(Data listing)
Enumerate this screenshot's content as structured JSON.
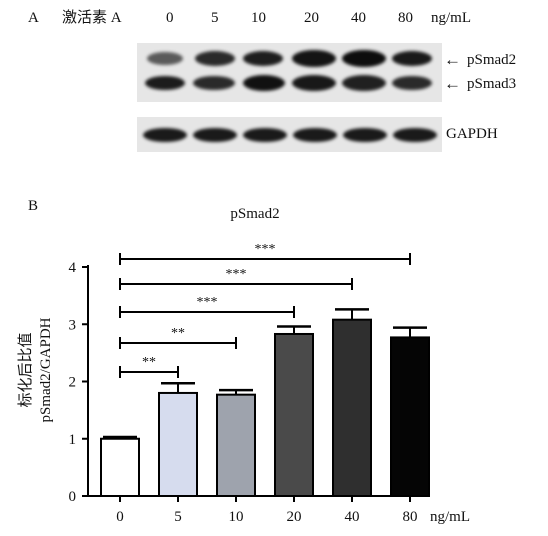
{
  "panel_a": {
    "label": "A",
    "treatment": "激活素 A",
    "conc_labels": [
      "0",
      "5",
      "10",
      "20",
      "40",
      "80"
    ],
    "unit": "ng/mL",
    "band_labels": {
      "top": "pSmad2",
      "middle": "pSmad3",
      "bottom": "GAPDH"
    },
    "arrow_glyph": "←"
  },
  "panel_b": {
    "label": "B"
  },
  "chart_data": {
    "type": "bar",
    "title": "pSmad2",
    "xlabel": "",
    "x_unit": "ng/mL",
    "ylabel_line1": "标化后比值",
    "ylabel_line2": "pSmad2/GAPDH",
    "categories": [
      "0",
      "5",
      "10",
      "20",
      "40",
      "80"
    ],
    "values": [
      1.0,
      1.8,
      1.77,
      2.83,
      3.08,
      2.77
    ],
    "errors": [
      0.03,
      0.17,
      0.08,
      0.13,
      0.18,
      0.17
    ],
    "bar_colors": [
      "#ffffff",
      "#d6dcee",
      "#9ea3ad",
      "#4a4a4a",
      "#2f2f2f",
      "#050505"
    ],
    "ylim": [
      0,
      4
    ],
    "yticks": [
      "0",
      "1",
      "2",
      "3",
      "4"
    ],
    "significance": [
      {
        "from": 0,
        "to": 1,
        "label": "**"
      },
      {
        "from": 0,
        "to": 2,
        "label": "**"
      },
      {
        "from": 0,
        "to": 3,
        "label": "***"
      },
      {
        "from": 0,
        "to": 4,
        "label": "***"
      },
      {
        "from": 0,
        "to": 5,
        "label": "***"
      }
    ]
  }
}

## EXERCISE:
Pictures are excluded; repeat every record exactly.

## THE ANSWER:
Enumerate this screenshot's content as structured JSON.
{
  "panel_a": {
    "label": "A",
    "treatment": "激活素 A",
    "conc_labels": [
      "0",
      "5",
      "10",
      "20",
      "40",
      "80"
    ],
    "unit": "ng/mL",
    "band_labels": {
      "top": "pSmad2",
      "middle": "pSmad3",
      "bottom": "GAPDH"
    },
    "arrow_glyph": "←"
  },
  "panel_b": {
    "label": "B"
  },
  "chart_data": {
    "type": "bar",
    "title": "pSmad2",
    "xlabel": "",
    "x_unit": "ng/mL",
    "ylabel_line1": "标化后比值",
    "ylabel_line2": "pSmad2/GAPDH",
    "categories": [
      "0",
      "5",
      "10",
      "20",
      "40",
      "80"
    ],
    "values": [
      1.0,
      1.8,
      1.77,
      2.83,
      3.08,
      2.77
    ],
    "errors": [
      0.03,
      0.17,
      0.08,
      0.13,
      0.18,
      0.17
    ],
    "bar_colors": [
      "#ffffff",
      "#d6dcee",
      "#9ea3ad",
      "#4a4a4a",
      "#2f2f2f",
      "#050505"
    ],
    "ylim": [
      0,
      4
    ],
    "yticks": [
      "0",
      "1",
      "2",
      "3",
      "4"
    ],
    "significance": [
      {
        "from": 0,
        "to": 1,
        "label": "**"
      },
      {
        "from": 0,
        "to": 2,
        "label": "**"
      },
      {
        "from": 0,
        "to": 3,
        "label": "***"
      },
      {
        "from": 0,
        "to": 4,
        "label": "***"
      },
      {
        "from": 0,
        "to": 5,
        "label": "***"
      }
    ]
  }
}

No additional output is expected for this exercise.